(Lines of data)
::::::::
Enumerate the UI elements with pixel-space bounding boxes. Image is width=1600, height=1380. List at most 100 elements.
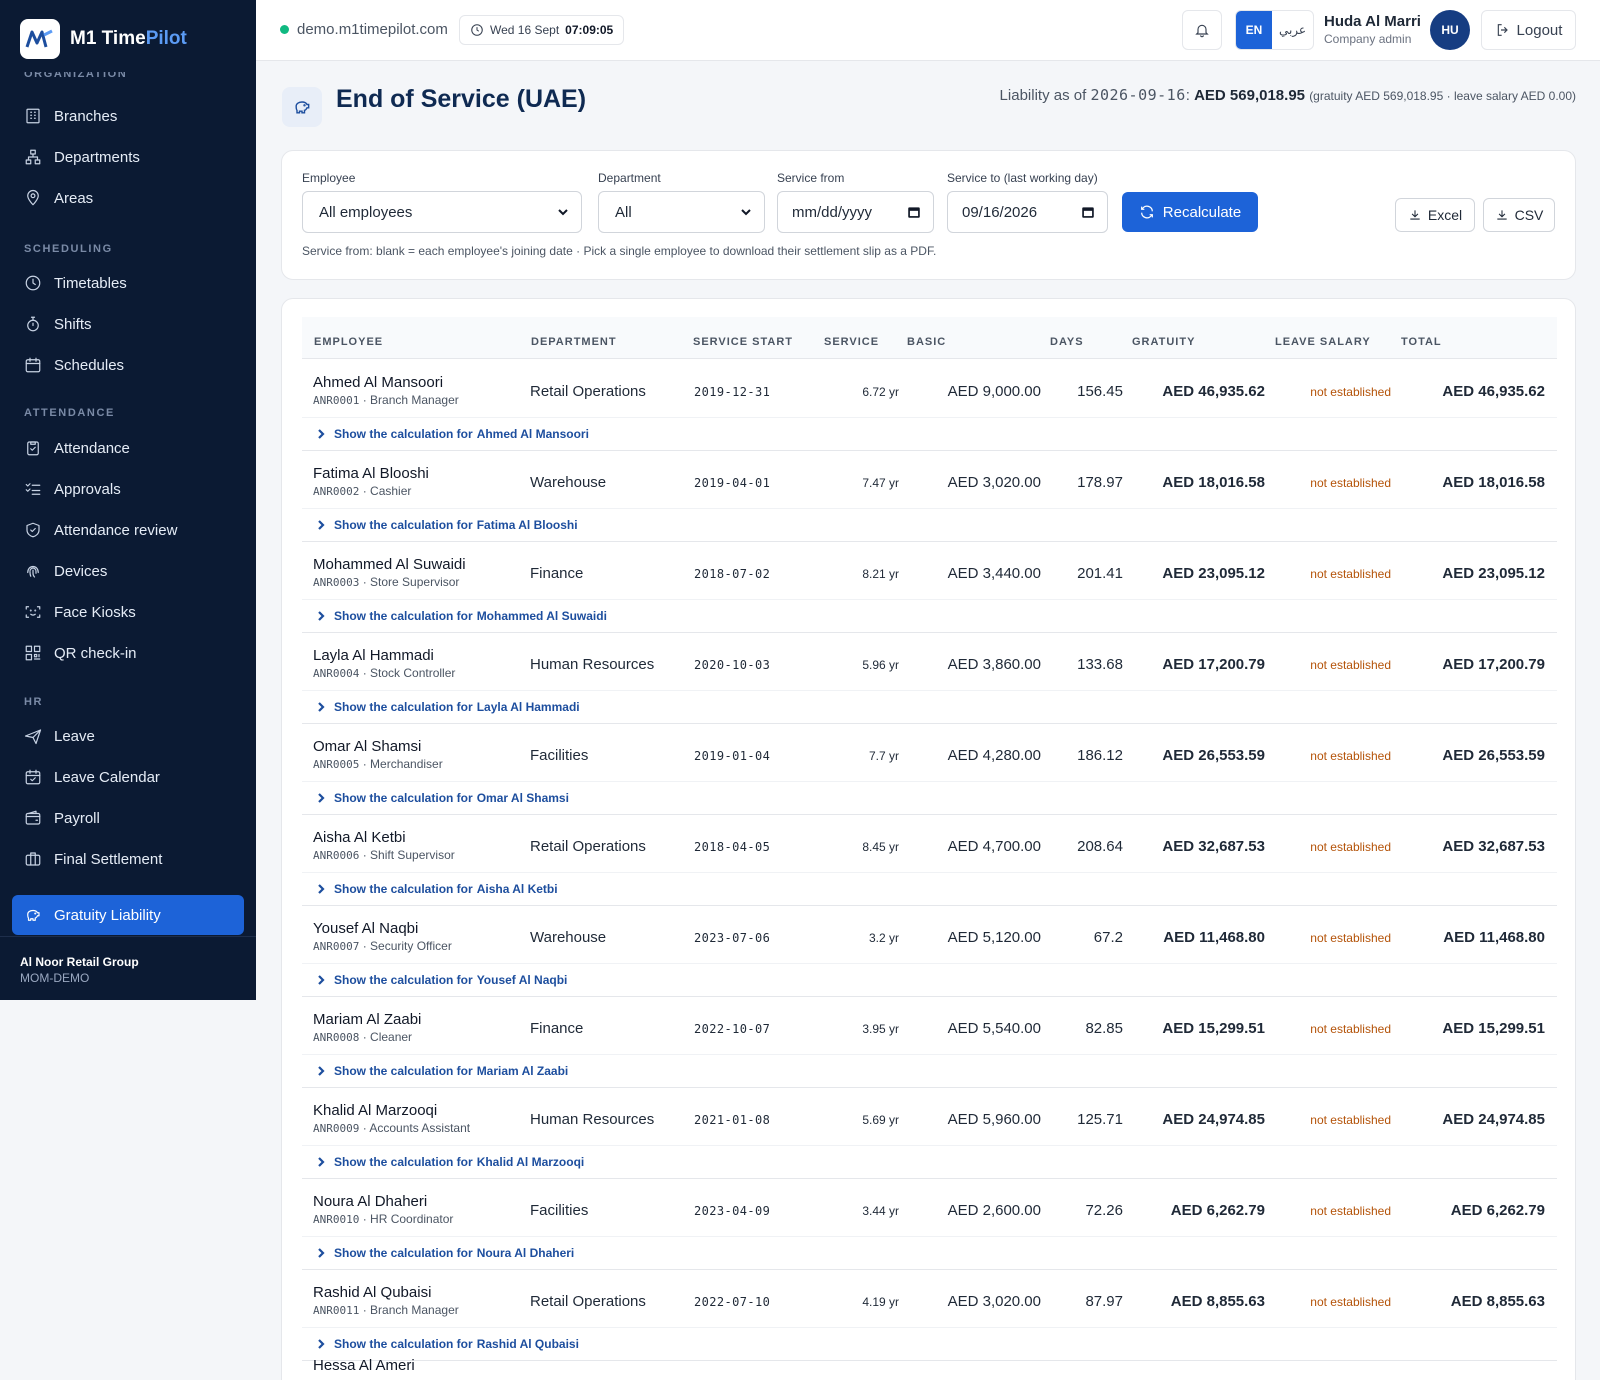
department-cell: Warehouse (530, 474, 607, 491)
sidebar-item-attendance[interactable]: Attendance (12, 428, 244, 468)
total-cell: AED 32,687.53 (1442, 838, 1545, 855)
row-divider (302, 996, 1557, 997)
sidebar-item-final-settlement[interactable]: Final Settlement (12, 839, 244, 879)
service-from-label: Service from (777, 171, 845, 185)
show-calculation-link[interactable]: Show the calculation for Omar Al Shamsi (316, 791, 569, 805)
sidebar-item-label: Leave (54, 727, 95, 745)
notifications-button[interactable] (1182, 10, 1222, 50)
department-select[interactable]: All (598, 191, 765, 233)
recalculate-button[interactable]: Recalculate (1122, 192, 1258, 232)
sidebar-item-approvals[interactable]: Approvals (12, 469, 244, 509)
sidebar-item-shifts[interactable]: Shifts (12, 304, 244, 344)
sidebar-item-attendance-review[interactable]: Attendance review (12, 510, 244, 550)
sidebar-item-branches[interactable]: Branches (12, 96, 244, 136)
row-divider (302, 814, 1557, 815)
gratuity-cell: AED 17,200.79 (1162, 656, 1265, 673)
table-row[interactable]: Noura Al Dhaheri ANR0010 · HR Coordinator… (302, 1179, 1557, 1270)
table-row[interactable]: Rashid Al Qubaisi ANR0011 · Branch Manage… (302, 1270, 1557, 1361)
table-row[interactable]: Mariam Al Zaabi ANR0008 · Cleaner Finance 2… (302, 997, 1557, 1088)
show-calculation-link[interactable]: Show the calculation for Fatima Al Bloosh… (316, 518, 578, 532)
service-start-cell: 2023-04-09 (694, 1204, 771, 1218)
service-to-value: 09/16/2026 (962, 203, 1038, 221)
row-divider (302, 541, 1557, 542)
table-row[interactable]: Khalid Al Marzooqi ANR0009 · Accounts Ass… (302, 1088, 1557, 1179)
csv-export-button[interactable]: CSV (1483, 198, 1555, 232)
employee-meta: ANR0009 · Accounts Assistant (313, 1121, 471, 1135)
table-row[interactable]: Hessa Al Ameri (302, 1343, 1557, 1380)
sidebar-item-leave-calendar[interactable]: Leave Calendar (12, 757, 244, 797)
show-calculation-link[interactable]: Show the calculation for Mariam Al Zaabi (316, 1064, 568, 1078)
page-title: End of Service (UAE) (336, 85, 587, 113)
sidebar-item-areas[interactable]: Areas (12, 178, 244, 218)
show-calculation-link[interactable]: Show the calculation for Khalid Al Marzoo… (316, 1155, 584, 1169)
table-row[interactable]: Mohammed Al Suwaidi ANR0003 · Store Super… (302, 542, 1557, 633)
service-from-input[interactable]: mm/dd/yyyy (777, 191, 934, 233)
table-row[interactable]: Omar Al Shamsi ANR0005 · Merchandiser Faci… (302, 724, 1557, 815)
calc-prefix: Show the calculation for (334, 700, 473, 714)
stopwatch-icon (27, 316, 39, 332)
employee-meta: ANR0008 · Cleaner (313, 1030, 413, 1044)
avatar[interactable]: HU (1430, 10, 1470, 50)
table-row[interactable]: Layla Al Hammadi ANR0004 · Stock Controll… (302, 633, 1557, 724)
sidebar-item-label: Payroll (54, 809, 100, 827)
excel-export-button[interactable]: Excel (1395, 198, 1475, 232)
brand[interactable]: M1 TimePilot (0, 0, 256, 78)
employee-meta: ANR0001 · Branch Manager (313, 393, 459, 407)
employee-name: Mariam Al Zaabi (313, 1011, 422, 1028)
piggy-bank-icon (282, 87, 322, 127)
org-code: MOM-DEMO (20, 971, 90, 985)
bell-icon (1195, 24, 1209, 38)
sidebar-item-face-kiosks[interactable]: Face Kiosks (12, 592, 244, 632)
row-divider (302, 963, 1557, 964)
calc-employee: Omar Al Shamsi (476, 791, 569, 805)
table-row[interactable]: Ahmed Al Mansoori ANR0001 · Branch Manage… (302, 360, 1557, 451)
sidebar-item-qr-check-in[interactable]: QR check-in (12, 633, 244, 673)
days-cell: 208.64 (1077, 838, 1123, 855)
employee-select[interactable]: All employees (302, 191, 582, 233)
calendar-icon (908, 207, 920, 218)
total-cell: AED 11,468.80 (1443, 929, 1545, 946)
table-row[interactable]: Yousef Al Naqbi ANR0007 · Security Office… (302, 906, 1557, 997)
org-name: Al Noor Retail Group (20, 955, 139, 969)
sidebar-item-departments[interactable]: Departments (12, 137, 244, 177)
department-cell: Human Resources (530, 656, 655, 673)
org-footer: Al Noor Retail Group MOM-DEMO (0, 936, 256, 1000)
show-calculation-link[interactable]: Show the calculation for Noura Al Dhaheri (316, 1246, 574, 1260)
show-calculation-link[interactable]: Show the calculation for Layla Al Hammadi (316, 700, 580, 714)
sidebar-item-leave[interactable]: Leave (12, 716, 244, 756)
department-cell: Finance (530, 565, 584, 582)
total-cell: AED 17,200.79 (1442, 656, 1545, 673)
chevron-right-icon (318, 702, 325, 712)
chevron-right-icon (318, 611, 325, 621)
sidebar-item-devices[interactable]: Devices (12, 551, 244, 591)
department-cell: Facilities (530, 747, 589, 764)
employee-code: ANR0011 (313, 1304, 360, 1317)
show-calculation-link[interactable]: Show the calculation for Mohammed Al Suwa… (316, 609, 607, 623)
gratuity-cell: AED 46,935.62 (1162, 383, 1265, 400)
service-to-input[interactable]: 09/16/2026 (947, 191, 1108, 233)
chevron-right-icon (318, 884, 325, 894)
col-service: SERVICE (824, 336, 880, 348)
briefcase-icon (25, 852, 41, 866)
show-calculation-link[interactable]: Show the calculation for Rashid Al Qubais… (316, 1337, 579, 1351)
row-divider (302, 1145, 1557, 1146)
employee-name: Aisha Al Ketbi (313, 829, 406, 846)
sidebar-item-schedules[interactable]: Schedules (12, 345, 244, 385)
domain-text: demo.m1timepilot.com (297, 21, 448, 38)
service-cell: 7.7 yr (868, 749, 899, 763)
col-total: TOTAL (1401, 336, 1442, 348)
employee-role: Cleaner (370, 1030, 413, 1044)
logout-button[interactable]: Logout (1481, 10, 1576, 50)
lang-en-button[interactable]: EN (1236, 11, 1272, 49)
sidebar-item-payroll[interactable]: Payroll (12, 798, 244, 838)
lang-ar-button[interactable]: عربي (1278, 23, 1307, 37)
leave-salary-cell: not established (1310, 1295, 1391, 1309)
basic-cell: AED 5,960.00 (947, 1111, 1041, 1128)
sidebar-item-gratuity-liability[interactable]: Gratuity Liability (12, 895, 244, 935)
show-calculation-link[interactable]: Show the calculation for Aisha Al Ketbi (316, 882, 558, 896)
table-row[interactable]: Aisha Al Ketbi ANR0006 · Shift Supervisor… (302, 815, 1557, 906)
show-calculation-link[interactable]: Show the calculation for Ahmed Al Mansoor… (316, 427, 589, 441)
table-row[interactable]: Fatima Al Blooshi ANR0002 · Cashier Wareho… (302, 451, 1557, 542)
sidebar-item-timetables[interactable]: Timetables (12, 263, 244, 303)
show-calculation-link[interactable]: Show the calculation for Yousef Al Naqbi (316, 973, 567, 987)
::::::::
*EXERCISE AIM*. Convert the lines above into a numbered list, leaving out blank lines and pictures.

*EXERCISE RESPONSE*.
1. Enumerate the UI elements with pixel-space bounding boxes. Image is width=1600, height=1380. List at most 100 elements.
2. department-cell: Warehouse (530, 474, 607, 491)
3. sidebar-item-attendance[interactable]: Attendance (12, 428, 244, 468)
4. total-cell: AED 32,687.53 (1442, 838, 1545, 855)
5. row-divider (302, 996, 1557, 997)
6. sidebar-item-final-settlement[interactable]: Final Settlement (12, 839, 244, 879)
7. service-from-label: Service from (777, 171, 845, 185)
8. show-calculation-link[interactable]: Show the calculation for Omar Al Shamsi (316, 791, 569, 805)
9. sidebar-item-label: Leave (54, 727, 95, 745)
10. notifications-button[interactable] (1182, 10, 1222, 50)
11. department-select[interactable]: All (598, 191, 765, 233)
12. recalculate-button[interactable]: Recalculate (1122, 192, 1258, 232)
13. sidebar-item-approvals[interactable]: Approvals (12, 469, 244, 509)
14. sidebar-item-shifts[interactable]: Shifts (12, 304, 244, 344)
15. sidebar-item-attendance-review[interactable]: Attendance review (12, 510, 244, 550)
16. sidebar-item-branches[interactable]: Branches (12, 96, 244, 136)
17. row-divider (302, 814, 1557, 815)
18. gratuity-cell: AED 17,200.79 (1162, 656, 1265, 673)
19. table-row[interactable]: Noura Al Dhaheri ANR0010 · HR Coordinator… (302, 1179, 1557, 1270)
20. table-row[interactable]: Rashid Al Qubaisi ANR0011 · Branch Manage… (302, 1270, 1557, 1361)
21. table-row[interactable]: Mariam Al Zaabi ANR0008 · Cleaner Finance 2… (302, 997, 1557, 1088)
22. show-calculation-link[interactable]: Show the calculation for Fatima Al Bloosh… (316, 518, 578, 532)
23. service-start-cell: 2023-04-09 (694, 1204, 771, 1218)
24. service-to-value: 09/16/2026 (962, 203, 1038, 221)
25. row-divider (302, 541, 1557, 542)
26. table-row[interactable]: Khalid Al Marzooqi ANR0009 · Accounts Ass… (302, 1088, 1557, 1179)
27. csv-export-button[interactable]: CSV (1483, 198, 1555, 232)
28. employee-meta: ANR0009 · Accounts Assistant (313, 1121, 471, 1135)
29. table-row[interactable]: Hessa Al Ameri (302, 1343, 1557, 1380)
30. sidebar-item-leave-calendar[interactable]: Leave Calendar (12, 757, 244, 797)
31. show-calculation-link[interactable]: Show the calculation for Mariam Al Zaabi (316, 1064, 568, 1078)
32. page-title: End of Service (UAE) (336, 85, 587, 113)
33. sidebar-item-areas[interactable]: Areas (12, 178, 244, 218)
34. show-calculation-link[interactable]: Show the calculation for Khalid Al Marzoo… (316, 1155, 584, 1169)
35. table-row[interactable]: Mohammed Al Suwaidi ANR0003 · Store Super… (302, 542, 1557, 633)
36. service-from-input[interactable]: mm/dd/yyyy (777, 191, 934, 233)
37. table-row[interactable]: Omar Al Shamsi ANR0005 · Merchandiser Faci… (302, 724, 1557, 815)
38. calc-prefix: Show the calculation for (334, 700, 473, 714)
39. stopwatch-icon (27, 316, 39, 332)
40. employee-meta: ANR0008 · Cleaner (313, 1030, 413, 1044)
41. avatar[interactable]: HU (1430, 10, 1470, 50)
42. table-row[interactable]: Layla Al Hammadi ANR0004 · Stock Controll… (302, 633, 1557, 724)
43. sidebar-item-label: Payroll (54, 809, 100, 827)
44. excel-export-button[interactable]: Excel (1395, 198, 1475, 232)
45. brand[interactable]: M1 TimePilot (0, 0, 256, 78)
46. employee-meta: ANR0001 · Branch Manager (313, 393, 459, 407)
47. employee-name: Mariam Al Zaabi (313, 1011, 422, 1028)
48. piggy-bank-icon (282, 87, 322, 127)
49. org-code: MOM-DEMO (20, 971, 90, 985)
50. bell-icon (1195, 24, 1209, 38)
51. sidebar-item-face-kiosks[interactable]: Face Kiosks (12, 592, 244, 632)
52. row-divider (302, 963, 1557, 964)
53. calc-employee: Omar Al Shamsi (476, 791, 569, 805)
54. table-row[interactable]: Ahmed Al Mansoori ANR0001 · Branch Manage… (302, 360, 1557, 451)
55. sidebar-item-qr-check-in[interactable]: QR check-in (12, 633, 244, 673)
56. days-cell: 208.64 (1077, 838, 1123, 855)
57. employee-select[interactable]: All employees (302, 191, 582, 233)
58. calendar-icon (908, 207, 920, 218)
59. total-cell: AED 11,468.80 (1443, 929, 1545, 946)
60. table-row[interactable]: Yousef Al Naqbi ANR0007 · Security Office… (302, 906, 1557, 997)
61. org-name: Al Noor Retail Group (20, 955, 139, 969)
62. sidebar-item-departments[interactable]: Departments (12, 137, 244, 177)
63. department-cell: Human Resources (530, 656, 655, 673)
64. org-footer: Al Noor Retail Group MOM-DEMO (0, 936, 256, 1000)
65. show-calculation-link[interactable]: Show the calculation for Noura Al Dhaheri (316, 1246, 574, 1260)
66. show-calculation-link[interactable]: Show the calculation for Layla Al Hammadi (316, 700, 580, 714)
67. sidebar-item-leave[interactable]: Leave (12, 716, 244, 756)
68. department-cell: Finance (530, 565, 584, 582)
69. total-cell: AED 17,200.79 (1442, 656, 1545, 673)
70. chevron-right-icon (318, 702, 325, 712)
71. chevron-right-icon (318, 611, 325, 621)
72. sidebar-item-devices[interactable]: Devices (12, 551, 244, 591)
73. department-cell: Facilities (530, 747, 589, 764)
74. employee-code: ANR0011 (313, 1304, 360, 1317)
75. show-calculation-link[interactable]: Show the calculation for Mohammed Al Suwa… (316, 609, 607, 623)
76. gratuity-cell: AED 46,935.62 (1162, 383, 1265, 400)
77. service-to-input[interactable]: 09/16/2026 (947, 191, 1108, 233)
78. chevron-right-icon (318, 884, 325, 894)
79. col-service: SERVICE (824, 336, 880, 348)
80. briefcase-icon (25, 852, 41, 866)
81. show-calculation-link[interactable]: Show the calculation for Rashid Al Qubais… (316, 1337, 579, 1351)
82. row-divider (302, 1145, 1557, 1146)
83. employee-name: Aisha Al Ketbi (313, 829, 406, 846)
84. sidebar-item-schedules[interactable]: Schedules (12, 345, 244, 385)
85. domain-text: demo.m1timepilot.com (297, 21, 448, 38)
86. service-cell: 7.7 yr (868, 749, 899, 763)
87. col-total: TOTAL (1401, 336, 1442, 348)
88. employee-role: Cleaner (370, 1030, 413, 1044)
89. logout-button[interactable]: Logout (1481, 10, 1576, 50)
90. lang-en-button[interactable]: EN (1236, 11, 1272, 49)
91. sidebar-item-payroll[interactable]: Payroll (12, 798, 244, 838)
92. lang-ar-button[interactable]: عربي (1278, 23, 1307, 37)
93. leave-salary-cell: not established (1310, 1295, 1391, 1309)
94. basic-cell: AED 5,960.00 (947, 1111, 1041, 1128)
95. sidebar-item-gratuity-liability[interactable]: Gratuity Liability (12, 895, 244, 935)
96. show-calculation-link[interactable]: Show the calculation for Aisha Al Ketbi (316, 882, 558, 896)
97. table-row[interactable]: Aisha Al Ketbi ANR0006 · Shift Supervisor… (302, 815, 1557, 906)
98. show-calculation-link[interactable]: Show the calculation for Ahmed Al Mansoor… (316, 427, 589, 441)
99. table-row[interactable]: Fatima Al Blooshi ANR0002 · Cashier Wareho… (302, 451, 1557, 542)
100. sidebar-item-timetables[interactable]: Timetables (12, 263, 244, 303)
101. show-calculation-link[interactable]: Show the calculation for Yousef Al Naqbi (316, 973, 567, 987)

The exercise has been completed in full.